Task directions:
Please format these lines as a numbered list, leaving out any blank lines.

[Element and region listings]
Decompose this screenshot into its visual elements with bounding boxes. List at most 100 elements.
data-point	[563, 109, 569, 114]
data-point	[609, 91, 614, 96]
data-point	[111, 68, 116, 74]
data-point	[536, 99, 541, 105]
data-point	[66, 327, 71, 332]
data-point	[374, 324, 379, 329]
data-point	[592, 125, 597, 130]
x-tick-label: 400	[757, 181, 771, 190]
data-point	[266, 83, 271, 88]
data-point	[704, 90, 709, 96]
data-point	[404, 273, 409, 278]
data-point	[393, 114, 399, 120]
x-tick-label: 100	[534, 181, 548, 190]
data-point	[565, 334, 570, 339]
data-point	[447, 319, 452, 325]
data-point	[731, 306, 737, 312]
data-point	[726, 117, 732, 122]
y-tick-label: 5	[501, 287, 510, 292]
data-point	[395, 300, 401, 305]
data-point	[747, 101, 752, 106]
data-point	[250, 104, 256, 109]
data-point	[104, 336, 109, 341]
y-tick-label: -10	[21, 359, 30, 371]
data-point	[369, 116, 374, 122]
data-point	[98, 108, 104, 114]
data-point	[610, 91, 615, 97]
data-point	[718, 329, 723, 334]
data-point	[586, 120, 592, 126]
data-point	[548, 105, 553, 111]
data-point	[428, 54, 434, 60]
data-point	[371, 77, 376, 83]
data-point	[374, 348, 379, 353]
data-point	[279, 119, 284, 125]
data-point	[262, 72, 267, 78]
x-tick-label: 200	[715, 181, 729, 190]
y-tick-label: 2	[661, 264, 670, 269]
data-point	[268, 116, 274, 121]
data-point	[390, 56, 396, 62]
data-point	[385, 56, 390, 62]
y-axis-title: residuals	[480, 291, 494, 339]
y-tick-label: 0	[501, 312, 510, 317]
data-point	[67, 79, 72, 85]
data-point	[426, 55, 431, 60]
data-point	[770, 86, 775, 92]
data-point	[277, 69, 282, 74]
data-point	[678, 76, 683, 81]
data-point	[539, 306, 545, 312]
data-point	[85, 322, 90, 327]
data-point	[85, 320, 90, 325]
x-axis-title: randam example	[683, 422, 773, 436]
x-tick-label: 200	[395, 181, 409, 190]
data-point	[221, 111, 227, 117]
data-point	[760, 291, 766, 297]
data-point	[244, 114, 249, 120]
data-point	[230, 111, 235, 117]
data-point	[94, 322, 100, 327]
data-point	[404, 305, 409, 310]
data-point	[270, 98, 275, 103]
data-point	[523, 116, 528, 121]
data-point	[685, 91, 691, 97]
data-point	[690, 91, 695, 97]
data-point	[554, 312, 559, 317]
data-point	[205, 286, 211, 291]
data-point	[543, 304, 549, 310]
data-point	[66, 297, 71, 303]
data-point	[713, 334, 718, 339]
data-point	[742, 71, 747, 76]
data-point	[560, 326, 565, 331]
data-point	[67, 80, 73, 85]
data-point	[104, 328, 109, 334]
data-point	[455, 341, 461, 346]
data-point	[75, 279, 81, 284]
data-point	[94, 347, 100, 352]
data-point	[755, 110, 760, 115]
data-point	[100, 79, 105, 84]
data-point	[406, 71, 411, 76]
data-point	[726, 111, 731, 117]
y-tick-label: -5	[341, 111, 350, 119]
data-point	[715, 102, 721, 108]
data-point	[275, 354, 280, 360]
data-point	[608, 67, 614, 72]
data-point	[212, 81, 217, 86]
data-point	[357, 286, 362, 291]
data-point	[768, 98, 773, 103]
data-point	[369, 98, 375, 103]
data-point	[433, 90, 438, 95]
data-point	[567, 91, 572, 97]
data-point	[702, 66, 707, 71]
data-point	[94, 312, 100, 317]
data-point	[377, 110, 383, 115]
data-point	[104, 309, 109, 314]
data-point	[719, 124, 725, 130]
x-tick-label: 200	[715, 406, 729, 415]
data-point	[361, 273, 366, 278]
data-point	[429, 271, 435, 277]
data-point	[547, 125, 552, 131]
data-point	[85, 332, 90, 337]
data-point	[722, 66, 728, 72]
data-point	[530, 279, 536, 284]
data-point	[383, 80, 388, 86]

Reply:
1. Decompose this screenshot into its visual elements with bounding boxes. List at most 100 elements.
2. data-point	[563, 109, 569, 114]
3. data-point	[609, 91, 614, 96]
4. data-point	[111, 68, 116, 74]
5. data-point	[536, 99, 541, 105]
6. data-point	[66, 327, 71, 332]
7. data-point	[374, 324, 379, 329]
8. data-point	[592, 125, 597, 130]
9. x-tick-label: 400	[757, 181, 771, 190]
10. data-point	[266, 83, 271, 88]
11. data-point	[704, 90, 709, 96]
12. data-point	[404, 273, 409, 278]
13. data-point	[393, 114, 399, 120]
14. x-tick-label: 100	[534, 181, 548, 190]
15. data-point	[565, 334, 570, 339]
16. data-point	[447, 319, 452, 325]
17. data-point	[731, 306, 737, 312]
18. data-point	[726, 117, 732, 122]
19. y-tick-label: 5	[501, 287, 510, 292]
20. data-point	[395, 300, 401, 305]
21. data-point	[747, 101, 752, 106]
22. data-point	[250, 104, 256, 109]
23. data-point	[104, 336, 109, 341]
24. y-tick-label: -10	[21, 359, 30, 371]
25. data-point	[369, 116, 374, 122]
26. data-point	[98, 108, 104, 114]
27. data-point	[610, 91, 615, 97]
28. data-point	[718, 329, 723, 334]
29. data-point	[586, 120, 592, 126]
30. data-point	[548, 105, 553, 111]
31. data-point	[428, 54, 434, 60]
32. data-point	[371, 77, 376, 83]
33. data-point	[374, 348, 379, 353]
34. data-point	[279, 119, 284, 125]
35. data-point	[262, 72, 267, 78]
36. x-tick-label: 200	[715, 181, 729, 190]
37. y-tick-label: 2	[661, 264, 670, 269]
38. data-point	[268, 116, 274, 121]
39. data-point	[390, 56, 396, 62]
40. data-point	[385, 56, 390, 62]
41. y-axis-title: residuals	[480, 291, 494, 339]
42. y-tick-label: 0	[501, 312, 510, 317]
43. data-point	[67, 79, 72, 85]
44. data-point	[426, 55, 431, 60]
45. data-point	[770, 86, 775, 92]
46. data-point	[277, 69, 282, 74]
47. data-point	[678, 76, 683, 81]
48. data-point	[539, 306, 545, 312]
49. data-point	[85, 322, 90, 327]
50. data-point	[85, 320, 90, 325]
51. x-axis-title: randam example	[683, 422, 773, 436]
52. x-tick-label: 200	[395, 181, 409, 190]
53. data-point	[221, 111, 227, 117]
54. data-point	[760, 291, 766, 297]
55. data-point	[244, 114, 249, 120]
56. data-point	[230, 111, 235, 117]
57. data-point	[94, 322, 100, 327]
58. data-point	[404, 305, 409, 310]
59. data-point	[270, 98, 275, 103]
60. data-point	[523, 116, 528, 121]
61. data-point	[685, 91, 691, 97]
62. data-point	[690, 91, 695, 97]
63. data-point	[554, 312, 559, 317]
64. data-point	[205, 286, 211, 291]
65. data-point	[543, 304, 549, 310]
66. data-point	[66, 297, 71, 303]
67. data-point	[713, 334, 718, 339]
68. data-point	[742, 71, 747, 76]
69. data-point	[560, 326, 565, 331]
70. data-point	[67, 80, 73, 85]
71. data-point	[104, 328, 109, 334]
72. data-point	[455, 341, 461, 346]
73. data-point	[75, 279, 81, 284]
74. data-point	[94, 347, 100, 352]
75. data-point	[755, 110, 760, 115]
76. data-point	[100, 79, 105, 84]
77. data-point	[406, 71, 411, 76]
78. data-point	[726, 111, 731, 117]
79. y-tick-label: -5	[341, 111, 350, 119]
80. data-point	[715, 102, 721, 108]
81. data-point	[275, 354, 280, 360]
82. data-point	[608, 67, 614, 72]
83. data-point	[212, 81, 217, 86]
84. data-point	[357, 286, 362, 291]
85. data-point	[768, 98, 773, 103]
86. data-point	[369, 98, 375, 103]
87. data-point	[433, 90, 438, 95]
88. data-point	[567, 91, 572, 97]
89. data-point	[702, 66, 707, 71]
90. data-point	[94, 312, 100, 317]
91. data-point	[377, 110, 383, 115]
92. data-point	[104, 309, 109, 314]
93. data-point	[719, 124, 725, 130]
94. x-tick-label: 200	[715, 406, 729, 415]
95. data-point	[361, 273, 366, 278]
96. data-point	[429, 271, 435, 277]
97. data-point	[547, 125, 552, 131]
98. data-point	[85, 332, 90, 337]
99. data-point	[722, 66, 728, 72]
100. data-point	[530, 279, 536, 284]
101. data-point	[383, 80, 388, 86]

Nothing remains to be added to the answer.